Tally the lines in the material below that contain the string "checkbox", counting only matches with the same uppercase and lowercase letters. Reply with the number alone.
-- START OF Exercise material --
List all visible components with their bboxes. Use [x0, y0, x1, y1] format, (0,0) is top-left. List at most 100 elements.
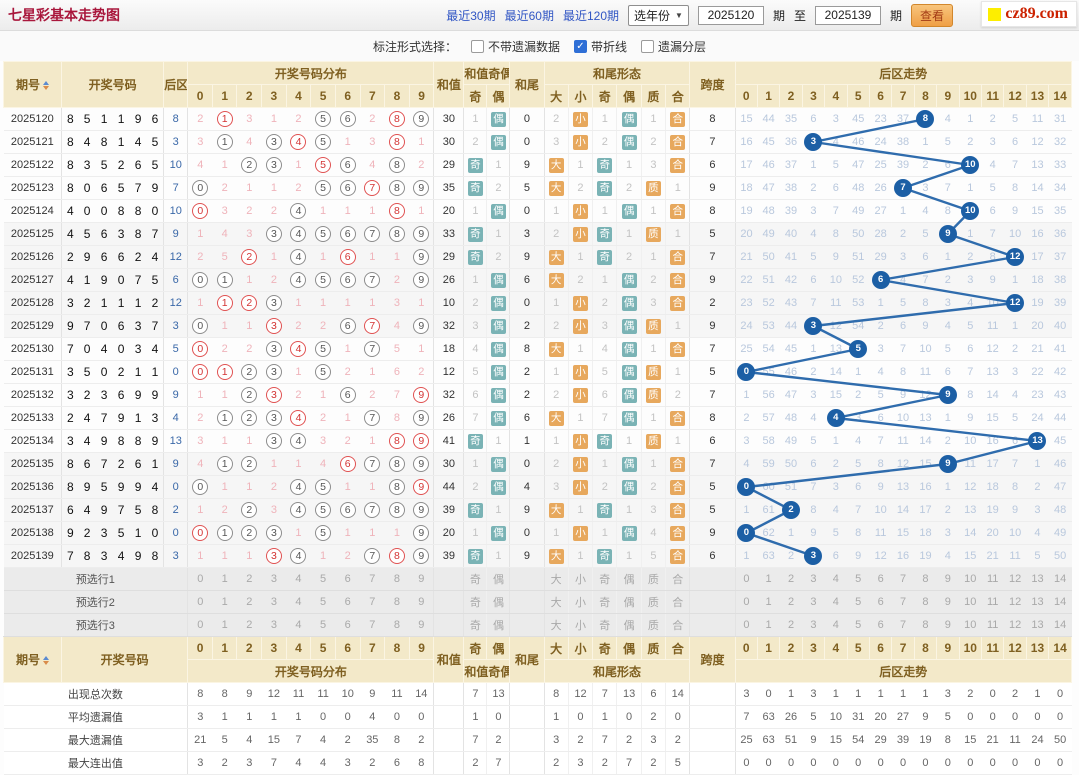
- preselect-zone[interactable]: 13: [1026, 567, 1049, 591]
- preselect-zone[interactable]: 11: [981, 590, 1004, 614]
- preselect-zone[interactable]: 0: [734, 613, 758, 637]
- preselect-zone[interactable]: 2: [779, 590, 803, 614]
- preselect-zone[interactable]: 2: [779, 613, 803, 637]
- checkbox-omission-layer[interactable]: 遗漏分层: [641, 38, 706, 55]
- cz89-watermark-link[interactable]: cz89.com: [981, 1, 1077, 27]
- preselect-oe[interactable]: 偶: [486, 567, 510, 591]
- preselect-form[interactable]: 质: [640, 613, 666, 637]
- preselect-form[interactable]: 合: [665, 613, 690, 637]
- preselect-zone[interactable]: 0: [734, 590, 758, 614]
- preselect-oe[interactable]: 偶: [486, 613, 510, 637]
- preselect-zone[interactable]: 6: [869, 613, 892, 637]
- preselect-digit[interactable]: 1: [212, 613, 237, 637]
- preselect-form[interactable]: 偶: [616, 590, 642, 614]
- from-period-input[interactable]: [697, 5, 764, 25]
- preselect-zone[interactable]: 14: [1048, 567, 1072, 591]
- preselect-form[interactable]: 大: [543, 613, 569, 637]
- preselect-zone[interactable]: 3: [802, 567, 825, 591]
- preselect-digit[interactable]: 6: [335, 613, 361, 637]
- preselect-zone[interactable]: 0: [734, 567, 758, 591]
- preselect-digit[interactable]: 3: [261, 590, 287, 614]
- preselect-zone[interactable]: 5: [847, 567, 870, 591]
- preselect-zone[interactable]: 3: [802, 590, 825, 614]
- preselect-zone[interactable]: 1: [757, 590, 780, 614]
- preselect-oe[interactable]: 奇: [463, 590, 487, 614]
- checkbox-icon[interactable]: ✓: [574, 39, 587, 53]
- preselect-digit[interactable]: 6: [335, 567, 361, 591]
- preselect-digit[interactable]: 1: [212, 590, 237, 614]
- preselect-digit[interactable]: 4: [286, 567, 311, 591]
- view-button[interactable]: 查看: [910, 3, 953, 27]
- preselect-zone[interactable]: 9: [936, 567, 960, 591]
- preselect-zone[interactable]: 6: [869, 590, 892, 614]
- preselect-form[interactable]: 奇: [592, 590, 617, 614]
- preselect-form[interactable]: 偶: [616, 613, 642, 637]
- preselect-digit[interactable]: 3: [261, 567, 287, 591]
- preselect-digit[interactable]: 5: [310, 567, 336, 591]
- preselect-zone[interactable]: 5: [847, 613, 870, 637]
- preselect-digit[interactable]: 2: [236, 567, 262, 591]
- preselect-digit[interactable]: 3: [261, 613, 287, 637]
- preselect-digit[interactable]: 7: [360, 590, 385, 614]
- preselect-digit[interactable]: 9: [409, 590, 434, 614]
- preselect-digit[interactable]: 4: [286, 590, 311, 614]
- preselect-digit[interactable]: 4: [286, 613, 311, 637]
- preselect-zone[interactable]: 7: [891, 613, 915, 637]
- checkbox-icon[interactable]: [470, 39, 484, 53]
- sort-icon[interactable]: [43, 81, 50, 91]
- preselect-zone[interactable]: 4: [824, 567, 848, 591]
- preselect-zone[interactable]: 6: [869, 567, 892, 591]
- year-select[interactable]: 选年份 ▼: [628, 4, 689, 26]
- preselect-zone[interactable]: 4: [824, 590, 848, 614]
- preselect-zone[interactable]: 12: [1003, 590, 1027, 614]
- preselect-digit[interactable]: 7: [360, 567, 385, 591]
- preselect-digit[interactable]: 8: [384, 567, 410, 591]
- preselect-digit[interactable]: 2: [236, 613, 262, 637]
- preselect-form[interactable]: 质: [640, 567, 666, 591]
- preselect-zone[interactable]: 10: [959, 590, 982, 614]
- preselect-zone[interactable]: 11: [981, 567, 1004, 591]
- preselect-zone[interactable]: 8: [914, 567, 937, 591]
- preselect-digit[interactable]: 9: [409, 567, 434, 591]
- preselect-digit[interactable]: 2: [236, 590, 262, 614]
- preselect-form[interactable]: 小: [567, 613, 593, 637]
- preselect-zone[interactable]: 5: [847, 590, 870, 614]
- preselect-zone[interactable]: 12: [1003, 567, 1027, 591]
- preselect-form[interactable]: 奇: [592, 567, 617, 591]
- preselect-oe[interactable]: 偶: [486, 590, 510, 614]
- preselect-zone[interactable]: 12: [1003, 613, 1027, 637]
- preselect-digit[interactable]: 6: [335, 590, 361, 614]
- preselect-zone[interactable]: 14: [1048, 613, 1072, 637]
- preselect-digit[interactable]: 0: [187, 613, 213, 637]
- checkbox-icon[interactable]: [641, 39, 655, 53]
- preselect-form[interactable]: 合: [665, 590, 690, 614]
- preselect-zone[interactable]: 9: [936, 590, 960, 614]
- preselect-zone[interactable]: 7: [891, 590, 915, 614]
- preselect-zone[interactable]: 3: [802, 613, 825, 637]
- preselect-digit[interactable]: 0: [187, 590, 213, 614]
- preselect-form[interactable]: 奇: [592, 613, 617, 637]
- preselect-oe[interactable]: 奇: [463, 567, 487, 591]
- preselect-digit[interactable]: 1: [212, 567, 237, 591]
- checkbox-no-omission[interactable]: 不带遗漏数据: [470, 38, 560, 55]
- preselect-zone[interactable]: 8: [914, 613, 937, 637]
- preselect-zone[interactable]: 11: [981, 613, 1004, 637]
- preselect-zone[interactable]: 13: [1026, 613, 1049, 637]
- preselect-zone[interactable]: 13: [1026, 590, 1049, 614]
- sort-icon[interactable]: [43, 656, 50, 666]
- preselect-zone[interactable]: 1: [757, 613, 780, 637]
- preselect-zone[interactable]: 4: [824, 613, 848, 637]
- preselect-form[interactable]: 偶: [616, 567, 642, 591]
- preselect-form[interactable]: 合: [665, 567, 690, 591]
- preselect-digit[interactable]: 0: [187, 567, 213, 591]
- checkbox-with-line[interactable]: ✓ 带折线: [574, 38, 627, 55]
- link-recent-30[interactable]: 最近30期: [446, 8, 496, 23]
- preselect-zone[interactable]: 2: [779, 567, 803, 591]
- preselect-digit[interactable]: 5: [310, 590, 336, 614]
- preselect-zone[interactable]: 14: [1048, 590, 1072, 614]
- preselect-form[interactable]: 小: [567, 590, 593, 614]
- preselect-zone[interactable]: 10: [959, 613, 982, 637]
- link-recent-120[interactable]: 最近120期: [562, 8, 619, 23]
- preselect-zone[interactable]: 7: [891, 567, 915, 591]
- preselect-zone[interactable]: 8: [914, 590, 937, 614]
-- END OF Exercise material --
> _Answer to this problem_: 6